(Dataset rows about figures)
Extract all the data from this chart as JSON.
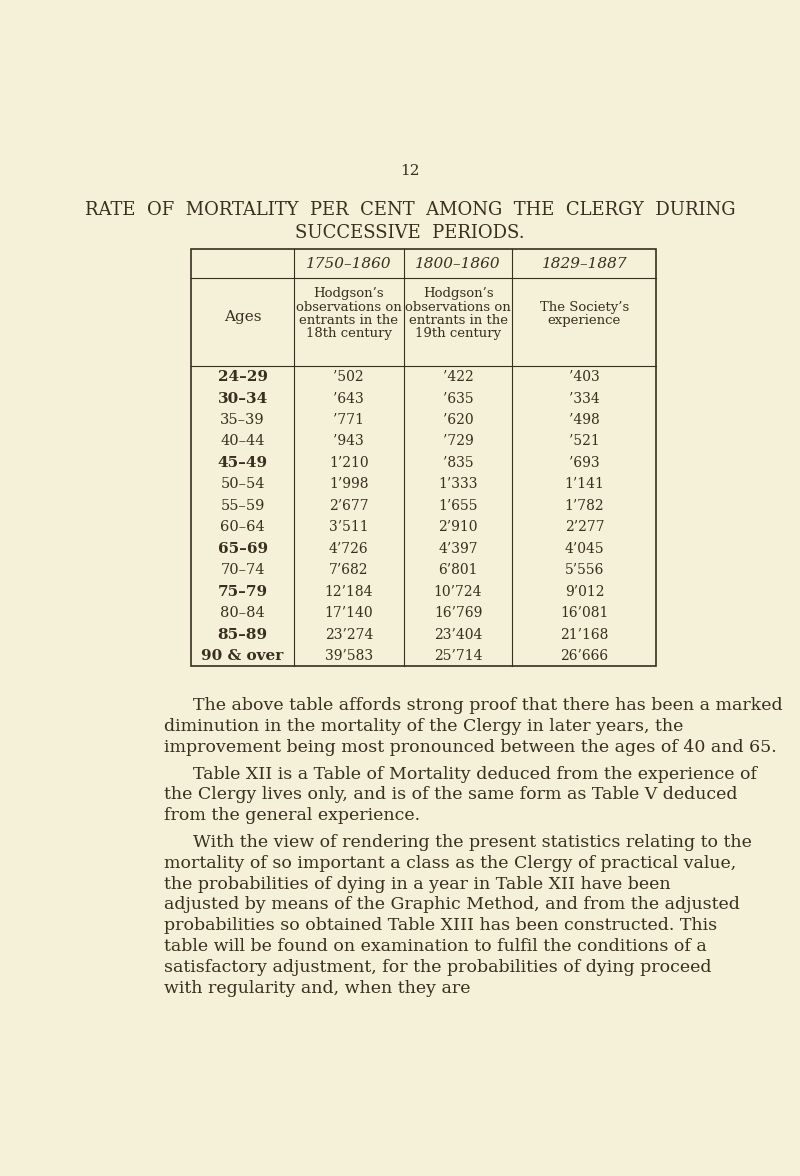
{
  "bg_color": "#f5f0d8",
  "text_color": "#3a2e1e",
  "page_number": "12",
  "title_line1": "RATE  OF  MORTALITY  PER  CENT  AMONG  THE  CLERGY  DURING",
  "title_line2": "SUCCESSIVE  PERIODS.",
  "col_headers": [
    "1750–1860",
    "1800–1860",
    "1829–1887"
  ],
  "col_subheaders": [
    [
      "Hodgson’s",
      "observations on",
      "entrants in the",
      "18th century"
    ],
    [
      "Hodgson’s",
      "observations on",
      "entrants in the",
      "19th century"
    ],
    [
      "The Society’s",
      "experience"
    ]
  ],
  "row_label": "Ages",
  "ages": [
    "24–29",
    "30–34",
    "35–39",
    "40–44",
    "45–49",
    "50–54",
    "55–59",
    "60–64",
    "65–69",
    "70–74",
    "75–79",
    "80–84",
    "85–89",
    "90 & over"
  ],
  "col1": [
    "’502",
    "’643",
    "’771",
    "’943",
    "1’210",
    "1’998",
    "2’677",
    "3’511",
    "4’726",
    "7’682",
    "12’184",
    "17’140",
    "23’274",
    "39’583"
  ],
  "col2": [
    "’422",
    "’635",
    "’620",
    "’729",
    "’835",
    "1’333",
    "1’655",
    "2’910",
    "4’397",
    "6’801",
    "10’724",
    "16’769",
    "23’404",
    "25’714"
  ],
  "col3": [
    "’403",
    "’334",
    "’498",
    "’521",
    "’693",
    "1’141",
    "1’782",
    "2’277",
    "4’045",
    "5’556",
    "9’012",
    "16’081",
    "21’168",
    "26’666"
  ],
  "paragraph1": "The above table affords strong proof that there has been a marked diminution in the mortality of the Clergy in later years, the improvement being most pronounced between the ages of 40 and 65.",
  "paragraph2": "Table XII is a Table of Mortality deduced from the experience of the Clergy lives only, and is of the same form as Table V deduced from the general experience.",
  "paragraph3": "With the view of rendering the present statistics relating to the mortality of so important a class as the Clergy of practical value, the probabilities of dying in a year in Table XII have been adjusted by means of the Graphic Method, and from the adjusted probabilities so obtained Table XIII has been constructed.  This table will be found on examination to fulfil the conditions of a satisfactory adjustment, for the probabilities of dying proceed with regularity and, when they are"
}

### [To do]
Quote all the lines above exactly as given. Do not include the pictures.

### [Written solution]
Extract all the data from this chart as JSON.
{
  "bg_color": "#f5f0d8",
  "text_color": "#3a2e1e",
  "page_number": "12",
  "title_line1": "RATE  OF  MORTALITY  PER  CENT  AMONG  THE  CLERGY  DURING",
  "title_line2": "SUCCESSIVE  PERIODS.",
  "col_headers": [
    "1750–1860",
    "1800–1860",
    "1829–1887"
  ],
  "col_subheaders": [
    [
      "Hodgson’s",
      "observations on",
      "entrants in the",
      "18th century"
    ],
    [
      "Hodgson’s",
      "observations on",
      "entrants in the",
      "19th century"
    ],
    [
      "The Society’s",
      "experience"
    ]
  ],
  "row_label": "Ages",
  "ages": [
    "24–29",
    "30–34",
    "35–39",
    "40–44",
    "45–49",
    "50–54",
    "55–59",
    "60–64",
    "65–69",
    "70–74",
    "75–79",
    "80–84",
    "85–89",
    "90 & over"
  ],
  "col1": [
    "’502",
    "’643",
    "’771",
    "’943",
    "1’210",
    "1’998",
    "2’677",
    "3’511",
    "4’726",
    "7’682",
    "12’184",
    "17’140",
    "23’274",
    "39’583"
  ],
  "col2": [
    "’422",
    "’635",
    "’620",
    "’729",
    "’835",
    "1’333",
    "1’655",
    "2’910",
    "4’397",
    "6’801",
    "10’724",
    "16’769",
    "23’404",
    "25’714"
  ],
  "col3": [
    "’403",
    "’334",
    "’498",
    "’521",
    "’693",
    "1’141",
    "1’782",
    "2’277",
    "4’045",
    "5’556",
    "9’012",
    "16’081",
    "21’168",
    "26’666"
  ],
  "paragraph1": "The above table affords strong proof that there has been a marked diminution in the mortality of the Clergy in later years, the improvement being most pronounced between the ages of 40 and 65.",
  "paragraph2": "Table XII is a Table of Mortality deduced from the experience of the Clergy lives only, and is of the same form as Table V deduced from the general experience.",
  "paragraph3": "With the view of rendering the present statistics relating to the mortality of so important a class as the Clergy of practical value, the probabilities of dying in a year in Table XII have been adjusted by means of the Graphic Method, and from the adjusted probabilities so obtained Table XIII has been constructed.  This table will be found on examination to fulfil the conditions of a satisfactory adjustment, for the probabilities of dying proceed with regularity and, when they are"
}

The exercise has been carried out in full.